Requirements:
Reproduce every line of the records below without changes, omitting the pictures.

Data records
--*--
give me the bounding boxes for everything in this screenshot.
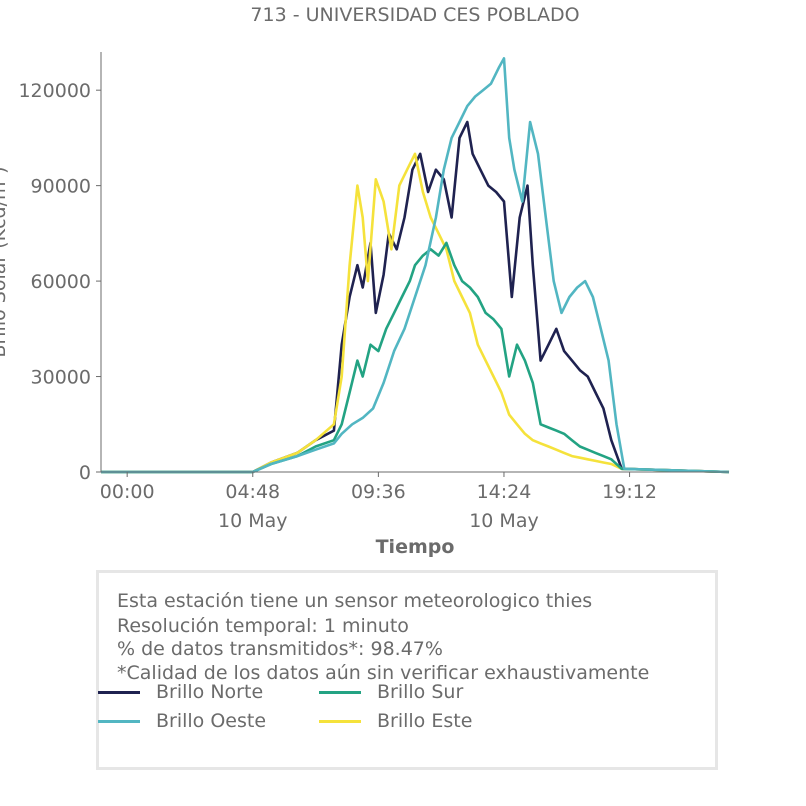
x-tick-label: 04:48 — [225, 481, 280, 503]
x-tick-label: 19:12 — [602, 481, 657, 503]
legend-label: Brillo Sur — [377, 681, 464, 703]
legend-swatch — [98, 720, 140, 723]
chart-title: 713 - UNIVERSIDAD CES POBLADO — [250, 4, 579, 26]
series-layer — [101, 57, 730, 474]
info-box — [96, 570, 718, 770]
y-tick-label: 30000 — [31, 367, 91, 389]
y-tick-label: 60000 — [31, 271, 91, 293]
legend-item-brillo-sur: Brillo Sur — [319, 680, 519, 704]
y-axis-title: Brillo Solar (Kcd/m²) — [0, 166, 10, 357]
series-line-brillo-este — [101, 152, 730, 474]
x-tick-label: 00:00 — [100, 481, 155, 503]
y-tick-label: 90000 — [31, 176, 91, 198]
legend-label: Brillo Este — [377, 710, 473, 732]
legend-swatch — [319, 691, 361, 694]
info-resolution: Resolución temporal: 1 minuto — [117, 615, 409, 637]
y-tick-label: 120000 — [18, 80, 91, 102]
y-tick-label: 0 — [79, 462, 91, 484]
legend-swatch — [98, 691, 140, 694]
x-tick-sublabel: 10 May — [469, 510, 539, 532]
legend-item-brillo-oeste: Brillo Oeste — [98, 709, 298, 733]
x-tick-label: 14:24 — [477, 481, 532, 503]
series-line-brillo-oeste — [101, 57, 730, 474]
legend-swatch — [319, 720, 361, 723]
legend-item-brillo-este: Brillo Este — [319, 709, 519, 733]
info-quality: *Calidad de los datos aún sin verificar … — [117, 662, 650, 684]
info-sensor: Esta estación tiene un sensor meteorolog… — [117, 590, 593, 612]
legend-label: Brillo Oeste — [156, 710, 267, 732]
legend-item-brillo-norte: Brillo Norte — [98, 680, 298, 704]
x-axis-title: Tiempo — [376, 536, 455, 558]
axes-layer: 0 30000 60000 90000 120000 00:00 04:48 10 May 09… — [18, 52, 729, 532]
series-line-brillo-norte — [101, 120, 730, 474]
info-transmitted: % de datos transmitidos*: 98.47% — [117, 638, 443, 660]
series-line-brillo-sur — [101, 241, 730, 474]
legend-label: Brillo Norte — [156, 681, 264, 703]
x-tick-sublabel: 10 May — [218, 510, 288, 532]
x-tick-label: 09:36 — [351, 481, 406, 503]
--*--
Output for this exercise:
give me the bounding boxes for everything in this screenshot.
x-tick-label: 04:48 — [225, 481, 280, 503]
x-tick-label: 19:12 — [602, 481, 657, 503]
legend-label: Brillo Sur — [377, 681, 464, 703]
legend-swatch — [98, 720, 140, 723]
chart-title: 713 - UNIVERSIDAD CES POBLADO — [250, 4, 579, 26]
series-layer — [101, 57, 730, 474]
info-box — [96, 570, 718, 770]
y-tick-label: 30000 — [31, 367, 91, 389]
y-tick-label: 60000 — [31, 271, 91, 293]
legend-item-brillo-sur: Brillo Sur — [319, 680, 519, 704]
y-axis-title: Brillo Solar (Kcd/m²) — [0, 166, 10, 357]
series-line-brillo-este — [101, 152, 730, 474]
x-tick-label: 00:00 — [100, 481, 155, 503]
y-tick-label: 90000 — [31, 176, 91, 198]
legend-label: Brillo Este — [377, 710, 473, 732]
legend-swatch — [319, 691, 361, 694]
info-resolution: Resolución temporal: 1 minuto — [117, 615, 409, 637]
y-tick-label: 120000 — [18, 80, 91, 102]
y-tick-label: 0 — [79, 462, 91, 484]
legend-swatch — [98, 691, 140, 694]
x-tick-sublabel: 10 May — [469, 510, 539, 532]
legend-item-brillo-oeste: Brillo Oeste — [98, 709, 298, 733]
x-tick-label: 14:24 — [477, 481, 532, 503]
series-line-brillo-oeste — [101, 57, 730, 474]
legend-swatch — [319, 720, 361, 723]
legend-item-brillo-este: Brillo Este — [319, 709, 519, 733]
info-quality: *Calidad de los datos aún sin verificar … — [117, 662, 650, 684]
info-sensor: Esta estación tiene un sensor meteorolog… — [117, 590, 593, 612]
legend-label: Brillo Oeste — [156, 710, 267, 732]
legend-item-brillo-norte: Brillo Norte — [98, 680, 298, 704]
x-axis-title: Tiempo — [376, 536, 455, 558]
axes-layer: 0 30000 60000 90000 120000 00:00 04:48 10 May 09… — [18, 52, 729, 532]
series-line-brillo-norte — [101, 120, 730, 474]
info-transmitted: % de datos transmitidos*: 98.47% — [117, 638, 443, 660]
series-line-brillo-sur — [101, 241, 730, 474]
legend-label: Brillo Norte — [156, 681, 264, 703]
x-tick-sublabel: 10 May — [218, 510, 288, 532]
x-tick-label: 09:36 — [351, 481, 406, 503]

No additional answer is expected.